## Start Task inputs

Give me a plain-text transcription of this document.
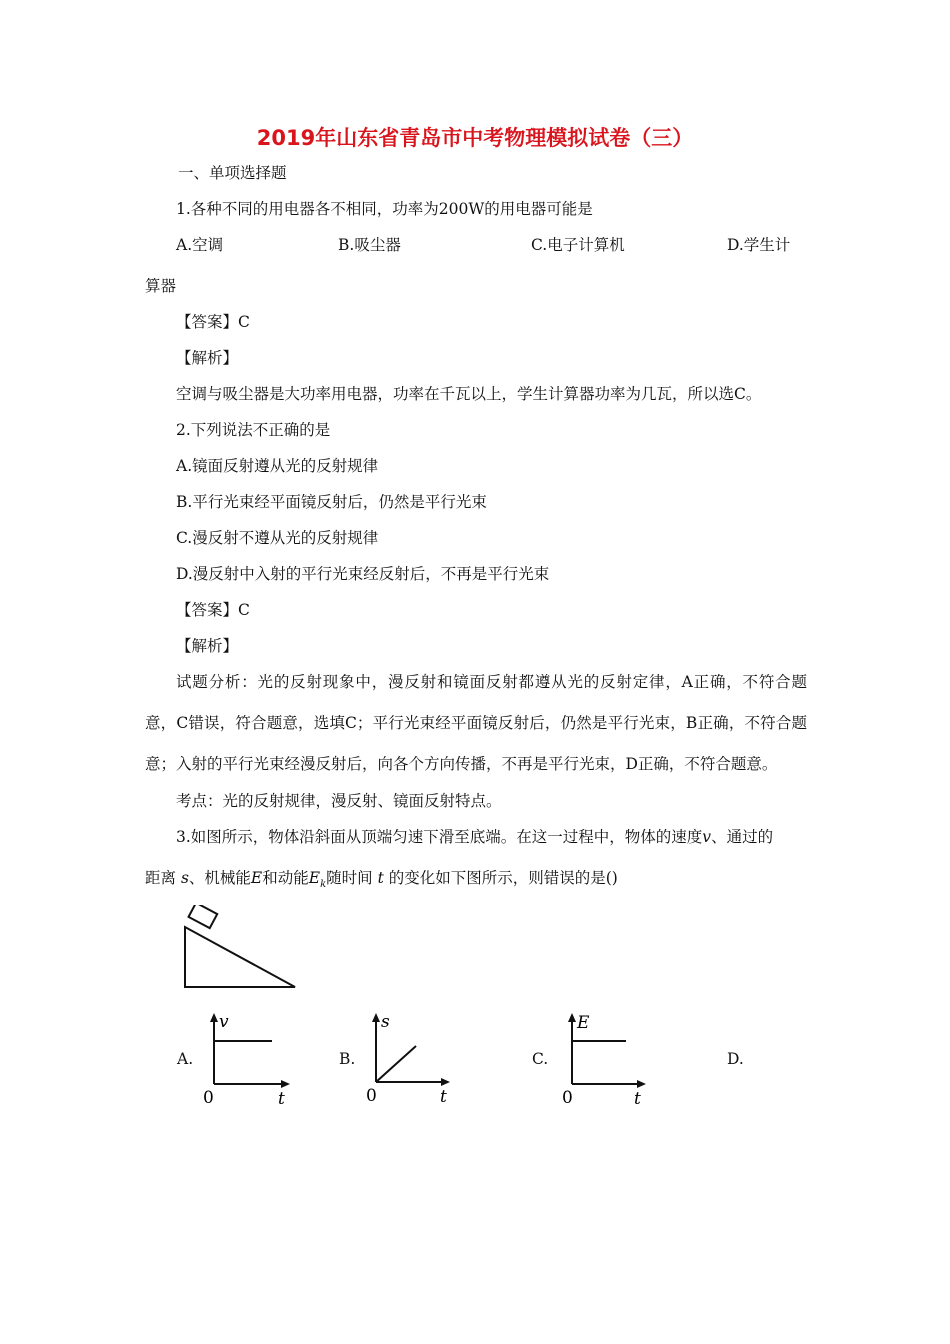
2019年山东省青岛市中考物理模拟试卷（三）
一、单项选择题
1.各种不同的用电器各不相同，功率为200W的用电器可能是
A.空调	B.吸尘器	C.电子计算机	D.学生计
算器
【答案】C
【解析】
空调与吸尘器是大功率用电器，功率在千瓦以上，学生计算器功率为几瓦，所以选C。
2.下列说法不正确的是
A.镜面反射遵从光的反射规律
B.平行光束经平面镜反射后，仍然是平行光束
C.漫反射不遵从光的反射规律
D.漫反射中入射的平行光束经反射后，不再是平行光束
【答案】C
【解析】
试题分析：光的反射现象中，漫反射和镜面反射都遵从光的反射定律，A正确，不符合题意，C错误，符合题意，选填C；平行光束经平面镜反射后，仍然是平行光束，B正确，不符合题意；入射的平行光束经漫反射后，向各个方向传播，不再是平行光束，D正确，不符合题意。
考点：光的反射规律，漫反射、镜面反射特点。
3.如图所示，物体沿斜面从顶端匀速下滑至底端。在这一过程中，物体的速度v、通过的
距离 s、机械能E和动能$E_k$随时间 t 的变化如下图所示，则错误的是()
A.	B.	C.	D.
v
t
0
s
t
0
E
t
0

## End Task inputs

**Direction:** Reproduce every entry exactly, but omit each picture.

**Written response:**
Give me a plain-text transcription of this document.
2019年山东省青岛市中考物理模拟试卷（三）
一、单项选择题
1.各种不同的用电器各不相同，功率为200W的用电器可能是
A.空调	B.吸尘器	C.电子计算机	D.学生计
算器
【答案】C
【解析】
空调与吸尘器是大功率用电器，功率在千瓦以上，学生计算器功率为几瓦，所以选C。
2.下列说法不正确的是
A.镜面反射遵从光的反射规律
B.平行光束经平面镜反射后，仍然是平行光束
C.漫反射不遵从光的反射规律
D.漫反射中入射的平行光束经反射后，不再是平行光束
【答案】C
【解析】
试题分析：光的反射现象中，漫反射和镜面反射都遵从光的反射定律，A正确，不符合题意，C错误，符合题意，选填C；平行光束经平面镜反射后，仍然是平行光束，B正确，不符合题意；入射的平行光束经漫反射后，向各个方向传播，不再是平行光束，D正确，不符合题意。
考点：光的反射规律，漫反射、镜面反射特点。
3.如图所示，物体沿斜面从顶端匀速下滑至底端。在这一过程中，物体的速度v、通过的
距离 s、机械能E和动能$E_k$随时间 t 的变化如下图所示，则错误的是()
A.	B.	C.	D.
v
t
0
s
t
0
E
t
0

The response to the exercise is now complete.